▶ [STATED PROBLEM]:
Extract, from the records beneath this instruction, each line that contains the word "java".

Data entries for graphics
=-=-=-=-=

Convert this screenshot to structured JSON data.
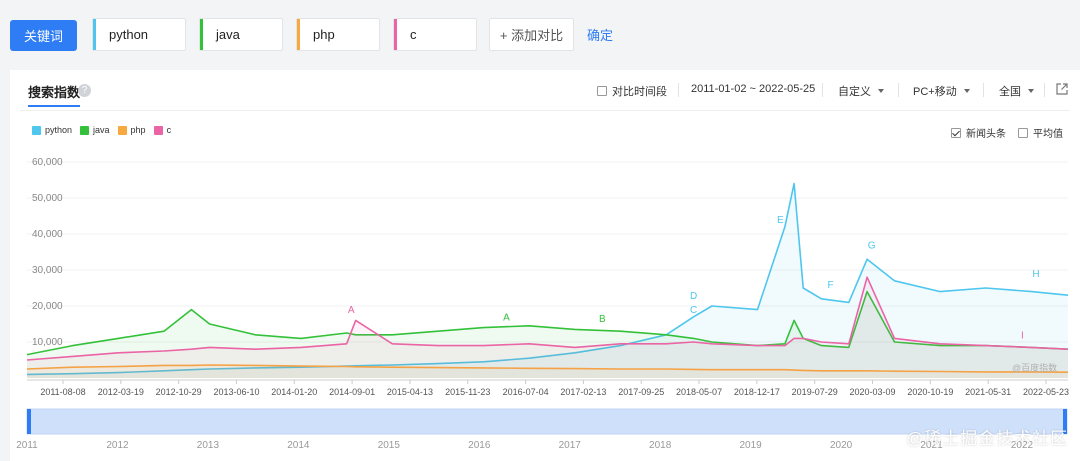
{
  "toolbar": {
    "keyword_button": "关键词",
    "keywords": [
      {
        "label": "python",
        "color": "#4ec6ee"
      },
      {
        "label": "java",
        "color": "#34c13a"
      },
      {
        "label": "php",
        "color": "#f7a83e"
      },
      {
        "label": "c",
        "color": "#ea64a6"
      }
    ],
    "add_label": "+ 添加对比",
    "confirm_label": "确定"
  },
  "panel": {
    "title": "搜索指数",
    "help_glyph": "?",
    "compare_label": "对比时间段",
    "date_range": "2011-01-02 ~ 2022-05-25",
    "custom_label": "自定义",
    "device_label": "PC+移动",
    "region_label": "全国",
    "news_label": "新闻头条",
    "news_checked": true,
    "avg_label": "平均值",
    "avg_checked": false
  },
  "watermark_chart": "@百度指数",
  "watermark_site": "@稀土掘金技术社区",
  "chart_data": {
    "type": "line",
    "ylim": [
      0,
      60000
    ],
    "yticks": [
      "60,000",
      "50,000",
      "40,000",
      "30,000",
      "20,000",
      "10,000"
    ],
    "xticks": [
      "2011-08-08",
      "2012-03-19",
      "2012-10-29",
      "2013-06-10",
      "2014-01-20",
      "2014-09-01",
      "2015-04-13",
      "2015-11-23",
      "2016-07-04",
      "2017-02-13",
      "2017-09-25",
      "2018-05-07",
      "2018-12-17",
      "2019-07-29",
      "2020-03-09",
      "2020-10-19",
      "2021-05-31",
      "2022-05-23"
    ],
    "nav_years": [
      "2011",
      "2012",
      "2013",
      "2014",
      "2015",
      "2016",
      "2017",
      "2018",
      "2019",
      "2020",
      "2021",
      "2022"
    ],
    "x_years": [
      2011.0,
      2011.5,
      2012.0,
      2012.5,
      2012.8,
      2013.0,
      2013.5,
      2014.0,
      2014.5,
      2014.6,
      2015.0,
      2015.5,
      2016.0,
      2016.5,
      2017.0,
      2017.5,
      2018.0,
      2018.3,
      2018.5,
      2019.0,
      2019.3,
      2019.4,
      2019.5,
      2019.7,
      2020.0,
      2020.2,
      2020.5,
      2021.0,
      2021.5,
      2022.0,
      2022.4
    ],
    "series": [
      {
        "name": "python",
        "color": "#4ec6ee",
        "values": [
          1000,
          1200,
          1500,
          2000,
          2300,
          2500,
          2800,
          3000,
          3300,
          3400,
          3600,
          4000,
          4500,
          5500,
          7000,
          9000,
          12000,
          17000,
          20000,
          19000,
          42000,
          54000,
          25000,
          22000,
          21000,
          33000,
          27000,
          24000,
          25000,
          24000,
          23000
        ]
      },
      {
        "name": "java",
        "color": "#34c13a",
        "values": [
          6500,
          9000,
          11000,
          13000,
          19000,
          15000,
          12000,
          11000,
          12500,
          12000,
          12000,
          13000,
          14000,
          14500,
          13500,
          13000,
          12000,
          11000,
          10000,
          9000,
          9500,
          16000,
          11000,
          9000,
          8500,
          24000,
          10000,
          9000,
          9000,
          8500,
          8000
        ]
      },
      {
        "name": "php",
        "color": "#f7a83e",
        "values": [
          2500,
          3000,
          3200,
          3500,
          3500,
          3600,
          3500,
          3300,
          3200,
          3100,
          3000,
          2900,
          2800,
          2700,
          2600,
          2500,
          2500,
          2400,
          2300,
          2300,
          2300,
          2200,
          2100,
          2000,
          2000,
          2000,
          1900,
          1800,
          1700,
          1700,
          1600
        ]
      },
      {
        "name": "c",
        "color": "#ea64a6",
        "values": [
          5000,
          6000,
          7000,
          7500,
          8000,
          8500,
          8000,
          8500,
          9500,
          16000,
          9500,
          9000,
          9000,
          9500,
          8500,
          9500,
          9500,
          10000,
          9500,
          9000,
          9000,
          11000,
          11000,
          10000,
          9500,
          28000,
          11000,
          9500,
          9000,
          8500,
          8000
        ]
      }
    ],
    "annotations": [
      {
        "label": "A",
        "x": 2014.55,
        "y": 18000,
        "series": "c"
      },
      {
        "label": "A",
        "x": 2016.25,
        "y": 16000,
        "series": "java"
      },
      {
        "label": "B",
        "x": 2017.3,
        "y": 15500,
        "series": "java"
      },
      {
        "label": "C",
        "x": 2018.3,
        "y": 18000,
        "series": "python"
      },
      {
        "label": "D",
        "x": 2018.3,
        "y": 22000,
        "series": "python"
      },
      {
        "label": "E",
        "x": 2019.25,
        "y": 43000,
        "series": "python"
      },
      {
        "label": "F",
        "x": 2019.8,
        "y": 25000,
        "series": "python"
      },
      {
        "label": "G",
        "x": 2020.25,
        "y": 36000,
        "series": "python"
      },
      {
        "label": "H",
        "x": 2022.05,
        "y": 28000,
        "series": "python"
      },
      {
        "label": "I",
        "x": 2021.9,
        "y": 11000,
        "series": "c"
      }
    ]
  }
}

=-=-=-=-=

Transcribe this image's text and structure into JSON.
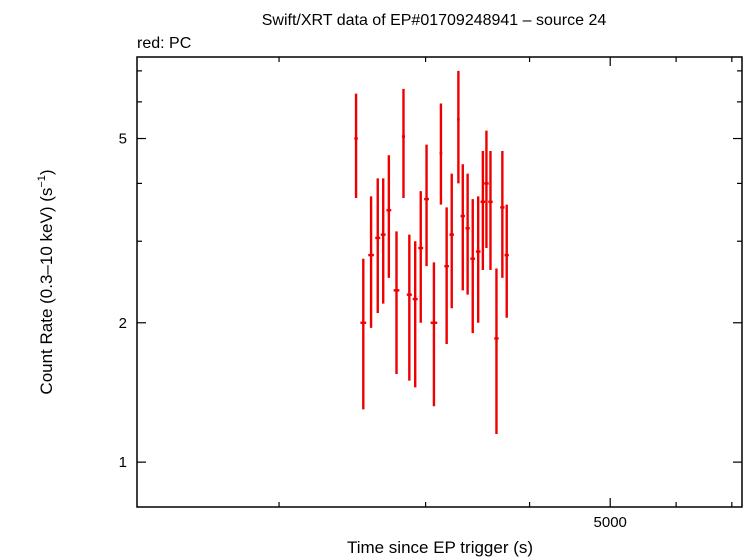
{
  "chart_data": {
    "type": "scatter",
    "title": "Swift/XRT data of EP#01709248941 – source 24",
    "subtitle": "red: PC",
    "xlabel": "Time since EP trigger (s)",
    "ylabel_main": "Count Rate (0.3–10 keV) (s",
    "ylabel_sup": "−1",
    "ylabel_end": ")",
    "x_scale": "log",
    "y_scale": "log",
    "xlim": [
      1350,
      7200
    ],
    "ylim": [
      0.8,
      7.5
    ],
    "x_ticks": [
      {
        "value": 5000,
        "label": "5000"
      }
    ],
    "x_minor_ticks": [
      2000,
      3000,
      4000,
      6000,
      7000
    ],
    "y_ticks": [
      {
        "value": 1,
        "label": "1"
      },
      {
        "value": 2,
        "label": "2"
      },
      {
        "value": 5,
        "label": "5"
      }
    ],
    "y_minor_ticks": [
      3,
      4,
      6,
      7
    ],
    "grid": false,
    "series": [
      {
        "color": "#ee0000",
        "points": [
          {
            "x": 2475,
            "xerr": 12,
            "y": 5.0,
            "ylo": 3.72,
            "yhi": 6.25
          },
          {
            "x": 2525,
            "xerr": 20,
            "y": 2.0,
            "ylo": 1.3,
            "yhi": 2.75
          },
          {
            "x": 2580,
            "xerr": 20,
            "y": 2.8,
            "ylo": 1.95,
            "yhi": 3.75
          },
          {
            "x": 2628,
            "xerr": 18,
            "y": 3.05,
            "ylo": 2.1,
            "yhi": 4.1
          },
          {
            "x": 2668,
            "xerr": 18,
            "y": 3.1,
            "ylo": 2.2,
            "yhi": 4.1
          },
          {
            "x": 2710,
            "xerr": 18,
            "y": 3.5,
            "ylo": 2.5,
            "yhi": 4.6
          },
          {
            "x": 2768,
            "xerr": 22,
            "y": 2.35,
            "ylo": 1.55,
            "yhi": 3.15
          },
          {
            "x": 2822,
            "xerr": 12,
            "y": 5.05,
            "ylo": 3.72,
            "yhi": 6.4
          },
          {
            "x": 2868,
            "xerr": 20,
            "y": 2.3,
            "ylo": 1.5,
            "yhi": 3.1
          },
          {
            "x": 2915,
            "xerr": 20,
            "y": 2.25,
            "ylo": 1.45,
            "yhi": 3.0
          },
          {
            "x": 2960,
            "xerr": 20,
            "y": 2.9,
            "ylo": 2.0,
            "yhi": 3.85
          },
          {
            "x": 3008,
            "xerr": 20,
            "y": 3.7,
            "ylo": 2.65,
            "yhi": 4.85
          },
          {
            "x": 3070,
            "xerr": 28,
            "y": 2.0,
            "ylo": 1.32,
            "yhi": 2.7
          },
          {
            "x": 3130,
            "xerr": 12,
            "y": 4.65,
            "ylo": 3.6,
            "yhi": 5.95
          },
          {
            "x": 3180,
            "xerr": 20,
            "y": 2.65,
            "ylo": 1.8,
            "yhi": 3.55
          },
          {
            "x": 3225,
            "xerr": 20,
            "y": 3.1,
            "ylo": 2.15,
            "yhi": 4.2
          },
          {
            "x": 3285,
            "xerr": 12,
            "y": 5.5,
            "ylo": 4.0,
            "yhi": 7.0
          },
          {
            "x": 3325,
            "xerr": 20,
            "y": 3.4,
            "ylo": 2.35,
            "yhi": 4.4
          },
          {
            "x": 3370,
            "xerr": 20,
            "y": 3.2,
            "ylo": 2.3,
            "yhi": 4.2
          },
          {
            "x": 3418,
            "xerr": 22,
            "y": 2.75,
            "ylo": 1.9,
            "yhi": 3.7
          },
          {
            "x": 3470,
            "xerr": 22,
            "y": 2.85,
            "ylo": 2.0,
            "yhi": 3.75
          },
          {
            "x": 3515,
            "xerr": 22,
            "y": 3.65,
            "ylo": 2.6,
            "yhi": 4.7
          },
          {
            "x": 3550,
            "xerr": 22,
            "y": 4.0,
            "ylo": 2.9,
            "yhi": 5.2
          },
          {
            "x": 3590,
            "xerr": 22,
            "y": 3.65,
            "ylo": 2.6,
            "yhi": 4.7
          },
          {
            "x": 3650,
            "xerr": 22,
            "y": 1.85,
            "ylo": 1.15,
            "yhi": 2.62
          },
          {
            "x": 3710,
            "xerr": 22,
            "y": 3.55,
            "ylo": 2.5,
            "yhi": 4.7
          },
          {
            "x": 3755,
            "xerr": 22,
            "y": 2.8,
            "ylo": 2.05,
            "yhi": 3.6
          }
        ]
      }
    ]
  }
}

=-=-=-=-=

▶ [ANSWER TO THIS TASK]:
        "label": "java",
        "name": "java",
        "series": "java"
        "series": "java"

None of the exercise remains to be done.